[Collection entries]

==*==

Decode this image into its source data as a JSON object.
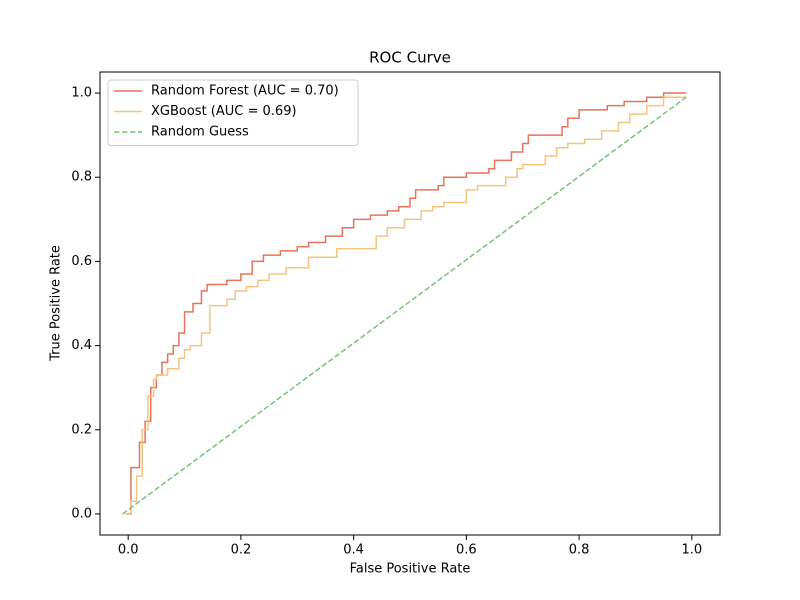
{
  "chart_data": {
    "type": "line",
    "title": "ROC Curve",
    "x_label": "False Positive Rate",
    "y_label": "True Positive Rate",
    "xlim": [
      -0.05,
      1.05
    ],
    "ylim": [
      -0.05,
      1.05
    ],
    "xticks": [
      {
        "value": 0,
        "label": "0.0"
      },
      0.2,
      0.4,
      0.6,
      0.8,
      {
        "value": 1,
        "label": "1.0"
      }
    ],
    "yticks": [
      {
        "value": 0,
        "label": "0.0"
      },
      0.2,
      0.4,
      0.6,
      0.8,
      {
        "value": 1,
        "label": "1.0"
      }
    ],
    "grid": false,
    "legend": "upper left",
    "series": [
      {
        "name": "Random Forest (AUC = 0.70)",
        "color": "#e8735a",
        "style": "solid",
        "x": [
          -0.005,
          0.005,
          0.005,
          0.02,
          0.02,
          0.03,
          0.03,
          0.04,
          0.04,
          0.05,
          0.05,
          0.06,
          0.06,
          0.07,
          0.07,
          0.08,
          0.08,
          0.09,
          0.09,
          0.1,
          0.1,
          0.115,
          0.115,
          0.13,
          0.13,
          0.14,
          0.14,
          0.175,
          0.175,
          0.2,
          0.2,
          0.22,
          0.22,
          0.24,
          0.24,
          0.27,
          0.27,
          0.3,
          0.3,
          0.32,
          0.32,
          0.35,
          0.35,
          0.38,
          0.38,
          0.4,
          0.4,
          0.43,
          0.43,
          0.46,
          0.46,
          0.48,
          0.48,
          0.5,
          0.5,
          0.51,
          0.51,
          0.55,
          0.55,
          0.56,
          0.56,
          0.6,
          0.6,
          0.64,
          0.64,
          0.65,
          0.65,
          0.68,
          0.68,
          0.7,
          0.7,
          0.71,
          0.71,
          0.77,
          0.77,
          0.78,
          0.78,
          0.8,
          0.8,
          0.85,
          0.85,
          0.88,
          0.88,
          0.92,
          0.92,
          0.95,
          0.95,
          0.99
        ],
        "values": [
          0,
          0,
          0.11,
          0.11,
          0.17,
          0.17,
          0.22,
          0.22,
          0.3,
          0.3,
          0.33,
          0.33,
          0.36,
          0.36,
          0.38,
          0.38,
          0.4,
          0.4,
          0.43,
          0.43,
          0.48,
          0.48,
          0.5,
          0.5,
          0.53,
          0.53,
          0.545,
          0.545,
          0.555,
          0.555,
          0.57,
          0.57,
          0.6,
          0.6,
          0.615,
          0.615,
          0.625,
          0.625,
          0.635,
          0.635,
          0.645,
          0.645,
          0.66,
          0.66,
          0.68,
          0.68,
          0.7,
          0.7,
          0.71,
          0.71,
          0.72,
          0.72,
          0.73,
          0.73,
          0.75,
          0.75,
          0.77,
          0.77,
          0.78,
          0.78,
          0.8,
          0.8,
          0.81,
          0.81,
          0.82,
          0.82,
          0.84,
          0.84,
          0.86,
          0.86,
          0.88,
          0.88,
          0.9,
          0.9,
          0.92,
          0.92,
          0.94,
          0.94,
          0.96,
          0.96,
          0.97,
          0.97,
          0.98,
          0.98,
          0.99,
          0.99,
          1.0,
          1.0
        ]
      },
      {
        "name": "XGBoost (AUC = 0.69)",
        "color": "#f5c57f",
        "style": "solid",
        "x": [
          -0.005,
          0.005,
          0.005,
          0.015,
          0.015,
          0.025,
          0.025,
          0.035,
          0.035,
          0.045,
          0.045,
          0.05,
          0.05,
          0.07,
          0.07,
          0.09,
          0.09,
          0.1,
          0.1,
          0.11,
          0.11,
          0.13,
          0.13,
          0.145,
          0.145,
          0.175,
          0.175,
          0.19,
          0.19,
          0.21,
          0.21,
          0.23,
          0.23,
          0.25,
          0.25,
          0.28,
          0.28,
          0.32,
          0.32,
          0.37,
          0.37,
          0.44,
          0.44,
          0.46,
          0.46,
          0.49,
          0.49,
          0.52,
          0.52,
          0.54,
          0.54,
          0.56,
          0.56,
          0.6,
          0.6,
          0.62,
          0.62,
          0.67,
          0.67,
          0.69,
          0.69,
          0.7,
          0.7,
          0.74,
          0.74,
          0.76,
          0.76,
          0.78,
          0.78,
          0.81,
          0.81,
          0.84,
          0.84,
          0.87,
          0.87,
          0.89,
          0.89,
          0.92,
          0.92,
          0.95,
          0.95,
          0.99
        ],
        "values": [
          0,
          0,
          0.03,
          0.03,
          0.09,
          0.09,
          0.2,
          0.2,
          0.28,
          0.28,
          0.32,
          0.32,
          0.33,
          0.33,
          0.345,
          0.345,
          0.37,
          0.37,
          0.39,
          0.39,
          0.4,
          0.4,
          0.43,
          0.43,
          0.495,
          0.495,
          0.51,
          0.51,
          0.53,
          0.53,
          0.54,
          0.54,
          0.555,
          0.555,
          0.57,
          0.57,
          0.585,
          0.585,
          0.61,
          0.61,
          0.63,
          0.63,
          0.66,
          0.66,
          0.68,
          0.68,
          0.7,
          0.7,
          0.72,
          0.72,
          0.73,
          0.73,
          0.74,
          0.74,
          0.77,
          0.77,
          0.78,
          0.78,
          0.8,
          0.8,
          0.82,
          0.82,
          0.83,
          0.83,
          0.85,
          0.85,
          0.87,
          0.87,
          0.88,
          0.88,
          0.89,
          0.89,
          0.91,
          0.91,
          0.93,
          0.93,
          0.95,
          0.95,
          0.97,
          0.97,
          0.99,
          0.99
        ]
      },
      {
        "name": "Random Guess",
        "color": "#74c476",
        "style": "dashed",
        "x": [
          -0.01,
          0.99
        ],
        "values": [
          0,
          0.99
        ]
      }
    ]
  }
}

==*==

Repeat the material verbatim. Do not carry over any picture.

Decode this image into its source data as a JSON object.
{
  "chart_data": {
    "type": "line",
    "title": "ROC Curve",
    "x_label": "False Positive Rate",
    "y_label": "True Positive Rate",
    "xlim": [
      -0.05,
      1.05
    ],
    "ylim": [
      -0.05,
      1.05
    ],
    "xticks": [
      {
        "value": 0,
        "label": "0.0"
      },
      0.2,
      0.4,
      0.6,
      0.8,
      {
        "value": 1,
        "label": "1.0"
      }
    ],
    "yticks": [
      {
        "value": 0,
        "label": "0.0"
      },
      0.2,
      0.4,
      0.6,
      0.8,
      {
        "value": 1,
        "label": "1.0"
      }
    ],
    "grid": false,
    "legend": "upper left",
    "series": [
      {
        "name": "Random Forest (AUC = 0.70)",
        "color": "#e8735a",
        "style": "solid",
        "x": [
          -0.005,
          0.005,
          0.005,
          0.02,
          0.02,
          0.03,
          0.03,
          0.04,
          0.04,
          0.05,
          0.05,
          0.06,
          0.06,
          0.07,
          0.07,
          0.08,
          0.08,
          0.09,
          0.09,
          0.1,
          0.1,
          0.115,
          0.115,
          0.13,
          0.13,
          0.14,
          0.14,
          0.175,
          0.175,
          0.2,
          0.2,
          0.22,
          0.22,
          0.24,
          0.24,
          0.27,
          0.27,
          0.3,
          0.3,
          0.32,
          0.32,
          0.35,
          0.35,
          0.38,
          0.38,
          0.4,
          0.4,
          0.43,
          0.43,
          0.46,
          0.46,
          0.48,
          0.48,
          0.5,
          0.5,
          0.51,
          0.51,
          0.55,
          0.55,
          0.56,
          0.56,
          0.6,
          0.6,
          0.64,
          0.64,
          0.65,
          0.65,
          0.68,
          0.68,
          0.7,
          0.7,
          0.71,
          0.71,
          0.77,
          0.77,
          0.78,
          0.78,
          0.8,
          0.8,
          0.85,
          0.85,
          0.88,
          0.88,
          0.92,
          0.92,
          0.95,
          0.95,
          0.99
        ],
        "values": [
          0,
          0,
          0.11,
          0.11,
          0.17,
          0.17,
          0.22,
          0.22,
          0.3,
          0.3,
          0.33,
          0.33,
          0.36,
          0.36,
          0.38,
          0.38,
          0.4,
          0.4,
          0.43,
          0.43,
          0.48,
          0.48,
          0.5,
          0.5,
          0.53,
          0.53,
          0.545,
          0.545,
          0.555,
          0.555,
          0.57,
          0.57,
          0.6,
          0.6,
          0.615,
          0.615,
          0.625,
          0.625,
          0.635,
          0.635,
          0.645,
          0.645,
          0.66,
          0.66,
          0.68,
          0.68,
          0.7,
          0.7,
          0.71,
          0.71,
          0.72,
          0.72,
          0.73,
          0.73,
          0.75,
          0.75,
          0.77,
          0.77,
          0.78,
          0.78,
          0.8,
          0.8,
          0.81,
          0.81,
          0.82,
          0.82,
          0.84,
          0.84,
          0.86,
          0.86,
          0.88,
          0.88,
          0.9,
          0.9,
          0.92,
          0.92,
          0.94,
          0.94,
          0.96,
          0.96,
          0.97,
          0.97,
          0.98,
          0.98,
          0.99,
          0.99,
          1.0,
          1.0
        ]
      },
      {
        "name": "XGBoost (AUC = 0.69)",
        "color": "#f5c57f",
        "style": "solid",
        "x": [
          -0.005,
          0.005,
          0.005,
          0.015,
          0.015,
          0.025,
          0.025,
          0.035,
          0.035,
          0.045,
          0.045,
          0.05,
          0.05,
          0.07,
          0.07,
          0.09,
          0.09,
          0.1,
          0.1,
          0.11,
          0.11,
          0.13,
          0.13,
          0.145,
          0.145,
          0.175,
          0.175,
          0.19,
          0.19,
          0.21,
          0.21,
          0.23,
          0.23,
          0.25,
          0.25,
          0.28,
          0.28,
          0.32,
          0.32,
          0.37,
          0.37,
          0.44,
          0.44,
          0.46,
          0.46,
          0.49,
          0.49,
          0.52,
          0.52,
          0.54,
          0.54,
          0.56,
          0.56,
          0.6,
          0.6,
          0.62,
          0.62,
          0.67,
          0.67,
          0.69,
          0.69,
          0.7,
          0.7,
          0.74,
          0.74,
          0.76,
          0.76,
          0.78,
          0.78,
          0.81,
          0.81,
          0.84,
          0.84,
          0.87,
          0.87,
          0.89,
          0.89,
          0.92,
          0.92,
          0.95,
          0.95,
          0.99
        ],
        "values": [
          0,
          0,
          0.03,
          0.03,
          0.09,
          0.09,
          0.2,
          0.2,
          0.28,
          0.28,
          0.32,
          0.32,
          0.33,
          0.33,
          0.345,
          0.345,
          0.37,
          0.37,
          0.39,
          0.39,
          0.4,
          0.4,
          0.43,
          0.43,
          0.495,
          0.495,
          0.51,
          0.51,
          0.53,
          0.53,
          0.54,
          0.54,
          0.555,
          0.555,
          0.57,
          0.57,
          0.585,
          0.585,
          0.61,
          0.61,
          0.63,
          0.63,
          0.66,
          0.66,
          0.68,
          0.68,
          0.7,
          0.7,
          0.72,
          0.72,
          0.73,
          0.73,
          0.74,
          0.74,
          0.77,
          0.77,
          0.78,
          0.78,
          0.8,
          0.8,
          0.82,
          0.82,
          0.83,
          0.83,
          0.85,
          0.85,
          0.87,
          0.87,
          0.88,
          0.88,
          0.89,
          0.89,
          0.91,
          0.91,
          0.93,
          0.93,
          0.95,
          0.95,
          0.97,
          0.97,
          0.99,
          0.99
        ]
      },
      {
        "name": "Random Guess",
        "color": "#74c476",
        "style": "dashed",
        "x": [
          -0.01,
          0.99
        ],
        "values": [
          0,
          0.99
        ]
      }
    ]
  }
}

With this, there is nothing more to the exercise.